[ENTRIES SUPPLIED start]

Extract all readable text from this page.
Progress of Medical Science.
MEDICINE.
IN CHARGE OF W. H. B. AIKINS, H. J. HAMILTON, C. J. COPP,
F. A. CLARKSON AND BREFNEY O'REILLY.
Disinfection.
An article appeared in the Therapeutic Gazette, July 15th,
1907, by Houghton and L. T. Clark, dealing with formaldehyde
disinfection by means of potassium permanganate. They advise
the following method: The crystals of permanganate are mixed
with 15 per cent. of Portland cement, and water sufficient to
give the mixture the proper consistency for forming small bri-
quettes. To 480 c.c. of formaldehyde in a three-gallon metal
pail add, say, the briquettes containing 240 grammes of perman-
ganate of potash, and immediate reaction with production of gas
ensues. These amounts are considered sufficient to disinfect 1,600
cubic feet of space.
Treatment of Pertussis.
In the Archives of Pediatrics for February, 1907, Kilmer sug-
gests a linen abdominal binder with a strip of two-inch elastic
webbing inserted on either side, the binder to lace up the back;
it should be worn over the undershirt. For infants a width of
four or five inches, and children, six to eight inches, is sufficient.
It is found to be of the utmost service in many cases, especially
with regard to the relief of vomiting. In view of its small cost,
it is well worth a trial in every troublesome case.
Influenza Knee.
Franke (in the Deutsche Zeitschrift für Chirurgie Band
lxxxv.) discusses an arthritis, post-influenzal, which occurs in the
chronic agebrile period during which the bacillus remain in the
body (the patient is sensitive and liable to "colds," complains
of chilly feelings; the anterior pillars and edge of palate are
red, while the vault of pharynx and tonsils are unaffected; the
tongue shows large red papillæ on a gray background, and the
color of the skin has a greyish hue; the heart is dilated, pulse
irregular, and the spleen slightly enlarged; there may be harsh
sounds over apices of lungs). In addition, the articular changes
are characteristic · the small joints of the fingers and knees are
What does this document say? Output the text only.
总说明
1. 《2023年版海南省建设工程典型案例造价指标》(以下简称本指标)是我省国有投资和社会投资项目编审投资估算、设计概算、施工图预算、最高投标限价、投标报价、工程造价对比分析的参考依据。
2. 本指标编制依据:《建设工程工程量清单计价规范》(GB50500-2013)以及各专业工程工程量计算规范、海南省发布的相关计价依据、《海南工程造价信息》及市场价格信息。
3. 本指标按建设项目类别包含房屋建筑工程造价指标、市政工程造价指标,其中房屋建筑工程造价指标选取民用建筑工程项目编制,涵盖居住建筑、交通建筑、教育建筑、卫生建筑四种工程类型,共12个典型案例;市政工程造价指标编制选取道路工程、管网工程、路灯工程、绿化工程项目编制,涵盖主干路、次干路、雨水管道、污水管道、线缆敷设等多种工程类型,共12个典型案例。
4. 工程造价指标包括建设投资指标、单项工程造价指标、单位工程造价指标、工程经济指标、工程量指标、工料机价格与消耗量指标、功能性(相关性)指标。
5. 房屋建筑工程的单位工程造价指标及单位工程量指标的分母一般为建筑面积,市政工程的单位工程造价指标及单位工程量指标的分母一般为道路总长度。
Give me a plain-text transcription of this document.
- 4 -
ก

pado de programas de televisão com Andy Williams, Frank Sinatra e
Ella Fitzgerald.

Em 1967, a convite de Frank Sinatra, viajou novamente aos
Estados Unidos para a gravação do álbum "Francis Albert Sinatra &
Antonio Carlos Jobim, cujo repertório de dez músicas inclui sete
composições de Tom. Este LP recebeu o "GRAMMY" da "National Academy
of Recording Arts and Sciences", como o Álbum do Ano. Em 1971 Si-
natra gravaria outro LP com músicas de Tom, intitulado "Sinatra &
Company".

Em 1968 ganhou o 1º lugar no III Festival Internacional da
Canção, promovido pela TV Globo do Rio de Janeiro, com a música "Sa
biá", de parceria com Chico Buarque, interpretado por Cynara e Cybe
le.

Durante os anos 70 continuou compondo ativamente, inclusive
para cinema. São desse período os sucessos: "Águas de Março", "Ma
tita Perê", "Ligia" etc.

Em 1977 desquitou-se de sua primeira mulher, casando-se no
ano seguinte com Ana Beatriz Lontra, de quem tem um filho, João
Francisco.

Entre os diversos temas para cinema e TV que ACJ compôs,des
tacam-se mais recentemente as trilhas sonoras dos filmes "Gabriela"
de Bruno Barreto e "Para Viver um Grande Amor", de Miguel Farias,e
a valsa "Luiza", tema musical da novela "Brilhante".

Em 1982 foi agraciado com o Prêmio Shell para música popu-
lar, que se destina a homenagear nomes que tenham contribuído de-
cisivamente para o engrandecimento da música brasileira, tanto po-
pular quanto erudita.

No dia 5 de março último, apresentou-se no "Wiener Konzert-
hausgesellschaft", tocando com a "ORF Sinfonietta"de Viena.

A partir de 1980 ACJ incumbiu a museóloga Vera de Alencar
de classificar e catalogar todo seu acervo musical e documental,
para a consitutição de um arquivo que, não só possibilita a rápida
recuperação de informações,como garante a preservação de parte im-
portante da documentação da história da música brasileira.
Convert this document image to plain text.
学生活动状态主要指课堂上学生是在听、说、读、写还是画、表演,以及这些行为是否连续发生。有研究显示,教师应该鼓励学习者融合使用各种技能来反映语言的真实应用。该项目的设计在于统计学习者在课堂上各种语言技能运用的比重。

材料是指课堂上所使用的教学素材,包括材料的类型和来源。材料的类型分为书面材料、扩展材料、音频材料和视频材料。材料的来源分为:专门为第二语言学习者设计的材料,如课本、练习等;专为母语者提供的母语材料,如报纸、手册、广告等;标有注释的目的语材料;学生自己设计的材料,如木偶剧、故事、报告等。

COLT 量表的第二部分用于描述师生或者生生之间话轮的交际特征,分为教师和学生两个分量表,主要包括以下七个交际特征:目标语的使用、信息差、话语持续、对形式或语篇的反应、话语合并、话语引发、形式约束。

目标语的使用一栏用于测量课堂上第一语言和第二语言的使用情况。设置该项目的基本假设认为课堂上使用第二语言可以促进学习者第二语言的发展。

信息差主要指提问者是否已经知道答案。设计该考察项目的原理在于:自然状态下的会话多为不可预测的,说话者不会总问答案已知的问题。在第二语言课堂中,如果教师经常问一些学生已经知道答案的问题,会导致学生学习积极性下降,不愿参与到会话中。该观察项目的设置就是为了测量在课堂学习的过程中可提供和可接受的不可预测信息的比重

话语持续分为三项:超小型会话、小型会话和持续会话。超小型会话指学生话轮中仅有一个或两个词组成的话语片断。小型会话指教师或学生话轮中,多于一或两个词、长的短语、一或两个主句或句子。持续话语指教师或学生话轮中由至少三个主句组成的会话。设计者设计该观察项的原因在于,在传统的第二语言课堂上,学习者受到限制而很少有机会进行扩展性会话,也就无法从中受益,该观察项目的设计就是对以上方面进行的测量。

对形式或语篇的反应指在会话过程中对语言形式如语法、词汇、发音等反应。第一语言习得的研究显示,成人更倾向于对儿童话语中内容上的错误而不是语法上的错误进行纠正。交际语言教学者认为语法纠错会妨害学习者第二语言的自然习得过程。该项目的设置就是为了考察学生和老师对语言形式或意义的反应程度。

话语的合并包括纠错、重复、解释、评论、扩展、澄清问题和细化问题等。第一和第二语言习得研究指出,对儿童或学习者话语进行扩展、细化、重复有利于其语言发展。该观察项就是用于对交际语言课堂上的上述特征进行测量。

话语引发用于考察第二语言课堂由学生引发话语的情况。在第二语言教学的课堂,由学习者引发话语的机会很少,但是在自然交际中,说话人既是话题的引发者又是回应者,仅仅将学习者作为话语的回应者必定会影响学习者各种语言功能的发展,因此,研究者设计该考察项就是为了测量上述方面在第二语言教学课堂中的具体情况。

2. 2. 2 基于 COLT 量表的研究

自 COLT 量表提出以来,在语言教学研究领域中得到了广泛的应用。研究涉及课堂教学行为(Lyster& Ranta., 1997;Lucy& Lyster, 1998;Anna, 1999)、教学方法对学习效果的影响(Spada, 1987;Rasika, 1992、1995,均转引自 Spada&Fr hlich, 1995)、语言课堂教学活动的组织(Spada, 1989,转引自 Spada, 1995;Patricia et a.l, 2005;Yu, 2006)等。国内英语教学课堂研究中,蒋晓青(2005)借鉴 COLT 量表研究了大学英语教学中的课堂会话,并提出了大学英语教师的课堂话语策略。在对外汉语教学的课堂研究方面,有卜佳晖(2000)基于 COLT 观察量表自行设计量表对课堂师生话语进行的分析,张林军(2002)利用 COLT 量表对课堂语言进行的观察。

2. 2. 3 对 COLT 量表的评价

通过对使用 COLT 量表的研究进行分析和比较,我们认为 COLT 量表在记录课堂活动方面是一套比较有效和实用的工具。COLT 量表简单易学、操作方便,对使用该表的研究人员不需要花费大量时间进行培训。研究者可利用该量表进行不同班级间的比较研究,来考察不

[ENTRIES SUPPLIED end]

WRITTEN REQUEST
Report each line in the data that holds the word "COLT".

THE RESULT
COLT 量表的第二部分用于描述师生或者生生之间话轮的交际特征,分为教师和学生两个分量表,主要包括以下七个交际特征:目标语的使用、信息差、话语持续、对形式或语篇的反应、话语合并、话语引发、形式约束。
2. 2. 2 基于 COLT 量表的研究
自 COLT 量表提出以来,在语言教学研究领域中得到了广泛的应用。研究涉及课堂教学行为(Lyster& Ranta., 1997;Lucy& Lyster, 1998;Anna, 1999)、教学方法对学习效果的影响(Spada, 1987;Rasika, 1992、1995,均转引自 Spada&Fr hlich, 1995)、语言课堂教学活动的组织(Spada, 1989,转引自 Spada, 1995;Patricia et a.l, 2005;Yu, 2006)等。国内英语教学课堂研究中,蒋晓青(2005)借鉴 COLT 量表研究了大学英语教学中的课堂会话,并提出了大学英语教师的课堂话语策略。在对外汉语教学的课堂研究方面,有卜佳晖(2000)基于 COLT 观察量表自行设计量表对课堂师生话语进行的分析,张林军(2002)利用 COLT 量表对课堂语言进行的观察。
2. 2. 3 对 COLT 量表的评价
通过对使用 COLT 量表的研究进行分析和比较,我们认为 COLT 量表在记录课堂活动方面是一套比较有效和实用的工具。COLT 量表简单易学、操作方便,对使用该表的研究人员不需要花费大量时间进行培训。研究者可利用该量表进行不同班级间的比较研究,来考察不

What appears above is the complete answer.